— TASK STATEMENT —
Here are some entries; quote each one exactly.

— DATA FOR THIS TASK —
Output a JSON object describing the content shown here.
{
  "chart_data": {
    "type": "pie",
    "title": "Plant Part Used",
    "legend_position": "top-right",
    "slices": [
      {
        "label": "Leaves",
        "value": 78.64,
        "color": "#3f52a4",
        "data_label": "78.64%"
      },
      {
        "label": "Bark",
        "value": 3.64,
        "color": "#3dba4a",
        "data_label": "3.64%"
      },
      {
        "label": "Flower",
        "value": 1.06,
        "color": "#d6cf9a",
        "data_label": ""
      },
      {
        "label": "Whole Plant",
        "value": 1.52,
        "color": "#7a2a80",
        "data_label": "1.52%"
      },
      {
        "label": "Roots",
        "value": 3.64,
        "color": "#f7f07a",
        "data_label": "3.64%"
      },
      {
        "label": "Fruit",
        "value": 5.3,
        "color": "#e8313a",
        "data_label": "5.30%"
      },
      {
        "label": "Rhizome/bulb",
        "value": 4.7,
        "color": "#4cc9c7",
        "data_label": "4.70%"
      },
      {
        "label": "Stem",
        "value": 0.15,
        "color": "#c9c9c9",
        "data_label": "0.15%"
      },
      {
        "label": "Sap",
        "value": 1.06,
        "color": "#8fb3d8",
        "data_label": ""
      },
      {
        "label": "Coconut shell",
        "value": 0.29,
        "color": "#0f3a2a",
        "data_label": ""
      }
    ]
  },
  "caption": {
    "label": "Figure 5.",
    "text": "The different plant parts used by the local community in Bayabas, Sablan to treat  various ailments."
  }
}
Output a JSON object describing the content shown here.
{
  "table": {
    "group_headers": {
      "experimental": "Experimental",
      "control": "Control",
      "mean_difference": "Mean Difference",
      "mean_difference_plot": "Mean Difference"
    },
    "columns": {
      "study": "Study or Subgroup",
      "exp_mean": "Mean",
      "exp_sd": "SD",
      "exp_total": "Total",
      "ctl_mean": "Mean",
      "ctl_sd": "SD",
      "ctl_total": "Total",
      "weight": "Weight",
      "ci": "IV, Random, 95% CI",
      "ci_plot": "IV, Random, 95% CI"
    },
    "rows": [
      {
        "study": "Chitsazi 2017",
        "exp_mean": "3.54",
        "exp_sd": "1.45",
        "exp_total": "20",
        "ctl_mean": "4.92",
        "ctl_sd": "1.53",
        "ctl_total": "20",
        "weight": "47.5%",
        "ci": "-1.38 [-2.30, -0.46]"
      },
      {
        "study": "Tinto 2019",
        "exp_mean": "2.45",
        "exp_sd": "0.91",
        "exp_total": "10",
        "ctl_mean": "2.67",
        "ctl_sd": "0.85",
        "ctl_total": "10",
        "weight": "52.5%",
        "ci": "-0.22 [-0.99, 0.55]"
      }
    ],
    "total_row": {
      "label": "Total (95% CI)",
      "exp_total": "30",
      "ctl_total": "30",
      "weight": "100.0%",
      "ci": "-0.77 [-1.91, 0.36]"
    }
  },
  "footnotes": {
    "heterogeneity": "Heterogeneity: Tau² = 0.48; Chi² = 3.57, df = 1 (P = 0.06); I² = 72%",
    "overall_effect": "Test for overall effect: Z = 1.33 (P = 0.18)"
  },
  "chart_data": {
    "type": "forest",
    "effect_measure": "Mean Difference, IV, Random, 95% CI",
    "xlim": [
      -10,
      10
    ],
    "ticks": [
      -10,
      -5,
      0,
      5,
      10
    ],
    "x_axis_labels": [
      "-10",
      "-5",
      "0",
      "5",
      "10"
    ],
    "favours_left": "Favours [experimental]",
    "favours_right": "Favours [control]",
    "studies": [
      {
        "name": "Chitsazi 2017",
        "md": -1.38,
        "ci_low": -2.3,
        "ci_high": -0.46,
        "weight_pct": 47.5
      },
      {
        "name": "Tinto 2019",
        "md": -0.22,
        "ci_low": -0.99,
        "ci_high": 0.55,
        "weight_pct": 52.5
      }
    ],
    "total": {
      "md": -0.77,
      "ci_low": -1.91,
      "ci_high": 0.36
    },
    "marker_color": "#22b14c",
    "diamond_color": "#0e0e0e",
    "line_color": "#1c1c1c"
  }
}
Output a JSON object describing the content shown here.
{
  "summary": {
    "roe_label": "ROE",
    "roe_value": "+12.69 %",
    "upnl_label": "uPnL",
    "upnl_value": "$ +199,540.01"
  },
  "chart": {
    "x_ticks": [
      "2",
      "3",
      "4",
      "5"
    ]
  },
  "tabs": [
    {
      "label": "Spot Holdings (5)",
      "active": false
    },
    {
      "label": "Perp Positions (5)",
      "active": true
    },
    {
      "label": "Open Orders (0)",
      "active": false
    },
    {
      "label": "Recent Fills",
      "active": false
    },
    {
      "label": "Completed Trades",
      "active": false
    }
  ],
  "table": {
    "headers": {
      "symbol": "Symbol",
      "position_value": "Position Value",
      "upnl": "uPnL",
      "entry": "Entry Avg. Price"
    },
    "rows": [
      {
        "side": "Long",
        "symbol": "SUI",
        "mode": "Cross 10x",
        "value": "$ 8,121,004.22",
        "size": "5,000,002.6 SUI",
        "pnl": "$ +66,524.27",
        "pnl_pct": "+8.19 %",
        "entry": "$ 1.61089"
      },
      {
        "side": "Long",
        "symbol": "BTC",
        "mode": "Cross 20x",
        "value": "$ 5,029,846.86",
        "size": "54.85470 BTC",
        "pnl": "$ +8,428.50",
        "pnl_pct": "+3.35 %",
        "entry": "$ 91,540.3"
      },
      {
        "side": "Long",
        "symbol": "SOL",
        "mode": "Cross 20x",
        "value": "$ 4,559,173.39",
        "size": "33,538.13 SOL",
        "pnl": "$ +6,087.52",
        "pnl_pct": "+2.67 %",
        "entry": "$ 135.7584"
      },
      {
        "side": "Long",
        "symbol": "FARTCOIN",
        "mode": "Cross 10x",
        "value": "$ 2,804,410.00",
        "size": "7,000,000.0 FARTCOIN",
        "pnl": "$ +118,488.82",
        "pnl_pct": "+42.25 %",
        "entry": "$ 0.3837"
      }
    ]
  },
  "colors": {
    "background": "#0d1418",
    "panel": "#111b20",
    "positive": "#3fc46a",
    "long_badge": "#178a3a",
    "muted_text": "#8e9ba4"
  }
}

— THE SOLUTION —
Output a JSON object describing the content shown here.
{
  "chart_data": {
    "type": "pie",
    "title": "Plant Part Used",
    "legend_position": "top-right",
    "slices": [
      {
        "label": "Leaves",
        "value": 78.64,
        "color": "#3f52a4",
        "data_label": "78.64%"
      },
      {
        "label": "Bark",
        "value": 3.64,
        "color": "#3dba4a",
        "data_label": "3.64%"
      },
      {
        "label": "Flower",
        "value": 1.06,
        "color": "#d6cf9a",
        "data_label": ""
      },
      {
        "label": "Whole Plant",
        "value": 1.52,
        "color": "#7a2a80",
        "data_label": "1.52%"
      },
      {
        "label": "Roots",
        "value": 3.64,
        "color": "#f7f07a",
        "data_label": "3.64%"
      },
      {
        "label": "Fruit",
        "value": 5.3,
        "color": "#e8313a",
        "data_label": "5.30%"
      },
      {
        "label": "Rhizome/bulb",
        "value": 4.7,
        "color": "#4cc9c7",
        "data_label": "4.70%"
      },
      {
        "label": "Stem",
        "value": 0.15,
        "color": "#c9c9c9",
        "data_label": "0.15%"
      },
      {
        "label": "Sap",
        "value": 1.06,
        "color": "#8fb3d8",
        "data_label": ""
      },
      {
        "label": "Coconut shell",
        "value": 0.29,
        "color": "#0f3a2a",
        "data_label": ""
      }
    ]
  },
  "caption": {
    "label": "Figure 5.",
    "text": "The different plant parts used by the local community in Bayabas, Sablan to treat  various ailments."
  }
}
Output a JSON object describing the content shown here.
{
  "table": {
    "group_headers": {
      "experimental": "Experimental",
      "control": "Control",
      "mean_difference": "Mean Difference",
      "mean_difference_plot": "Mean Difference"
    },
    "columns": {
      "study": "Study or Subgroup",
      "exp_mean": "Mean",
      "exp_sd": "SD",
      "exp_total": "Total",
      "ctl_mean": "Mean",
      "ctl_sd": "SD",
      "ctl_total": "Total",
      "weight": "Weight",
      "ci": "IV, Random, 95% CI",
      "ci_plot": "IV, Random, 95% CI"
    },
    "rows": [
      {
        "study": "Chitsazi 2017",
        "exp_mean": "3.54",
        "exp_sd": "1.45",
        "exp_total": "20",
        "ctl_mean": "4.92",
        "ctl_sd": "1.53",
        "ctl_total": "20",
        "weight": "47.5%",
        "ci": "-1.38 [-2.30, -0.46]"
      },
      {
        "study": "Tinto 2019",
        "exp_mean": "2.45",
        "exp_sd": "0.91",
        "exp_total": "10",
        "ctl_mean": "2.67",
        "ctl_sd": "0.85",
        "ctl_total": "10",
        "weight": "52.5%",
        "ci": "-0.22 [-0.99, 0.55]"
      }
    ],
    "total_row": {
      "label": "Total (95% CI)",
      "exp_total": "30",
      "ctl_total": "30",
      "weight": "100.0%",
      "ci": "-0.77 [-1.91, 0.36]"
    }
  },
  "footnotes": {
    "heterogeneity": "Heterogeneity: Tau² = 0.48; Chi² = 3.57, df = 1 (P = 0.06); I² = 72%",
    "overall_effect": "Test for overall effect: Z = 1.33 (P = 0.18)"
  },
  "chart_data": {
    "type": "forest",
    "effect_measure": "Mean Difference, IV, Random, 95% CI",
    "xlim": [
      -10,
      10
    ],
    "ticks": [
      -10,
      -5,
      0,
      5,
      10
    ],
    "x_axis_labels": [
      "-10",
      "-5",
      "0",
      "5",
      "10"
    ],
    "favours_left": "Favours [experimental]",
    "favours_right": "Favours [control]",
    "studies": [
      {
        "name": "Chitsazi 2017",
        "md": -1.38,
        "ci_low": -2.3,
        "ci_high": -0.46,
        "weight_pct": 47.5
      },
      {
        "name": "Tinto 2019",
        "md": -0.22,
        "ci_low": -0.99,
        "ci_high": 0.55,
        "weight_pct": 52.5
      }
    ],
    "total": {
      "md": -0.77,
      "ci_low": -1.91,
      "ci_high": 0.36
    },
    "marker_color": "#22b14c",
    "diamond_color": "#0e0e0e",
    "line_color": "#1c1c1c"
  }
}
Output a JSON object describing the content shown here.
{
  "summary": {
    "roe_label": "ROE",
    "roe_value": "+12.69 %",
    "upnl_label": "uPnL",
    "upnl_value": "$ +199,540.01"
  },
  "chart": {
    "x_ticks": [
      "2",
      "3",
      "4",
      "5"
    ]
  },
  "tabs": [
    {
      "label": "Spot Holdings (5)",
      "active": false
    },
    {
      "label": "Perp Positions (5)",
      "active": true
    },
    {
      "label": "Open Orders (0)",
      "active": false
    },
    {
      "label": "Recent Fills",
      "active": false
    },
    {
      "label": "Completed Trades",
      "active": false
    }
  ],
  "table": {
    "headers": {
      "symbol": "Symbol",
      "position_value": "Position Value",
      "upnl": "uPnL",
      "entry": "Entry Avg. Price"
    },
    "rows": [
      {
        "side": "Long",
        "symbol": "SUI",
        "mode": "Cross 10x",
        "value": "$ 8,121,004.22",
        "size": "5,000,002.6 SUI",
        "pnl": "$ +66,524.27",
        "pnl_pct": "+8.19 %",
        "entry": "$ 1.61089"
      },
      {
        "side": "Long",
        "symbol": "BTC",
        "mode": "Cross 20x",
        "value": "$ 5,029,846.86",
        "size": "54.85470 BTC",
        "pnl": "$ +8,428.50",
        "pnl_pct": "+3.35 %",
        "entry": "$ 91,540.3"
      },
      {
        "side": "Long",
        "symbol": "SOL",
        "mode": "Cross 20x",
        "value": "$ 4,559,173.39",
        "size": "33,538.13 SOL",
        "pnl": "$ +6,087.52",
        "pnl_pct": "+2.67 %",
        "entry": "$ 135.7584"
      },
      {
        "side": "Long",
        "symbol": "FARTCOIN",
        "mode": "Cross 10x",
        "value": "$ 2,804,410.00",
        "size": "7,000,000.0 FARTCOIN",
        "pnl": "$ +118,488.82",
        "pnl_pct": "+42.25 %",
        "entry": "$ 0.3837"
      }
    ]
  },
  "colors": {
    "background": "#0d1418",
    "panel": "#111b20",
    "positive": "#3fc46a",
    "long_badge": "#178a3a",
    "muted_text": "#8e9ba4"
  }
}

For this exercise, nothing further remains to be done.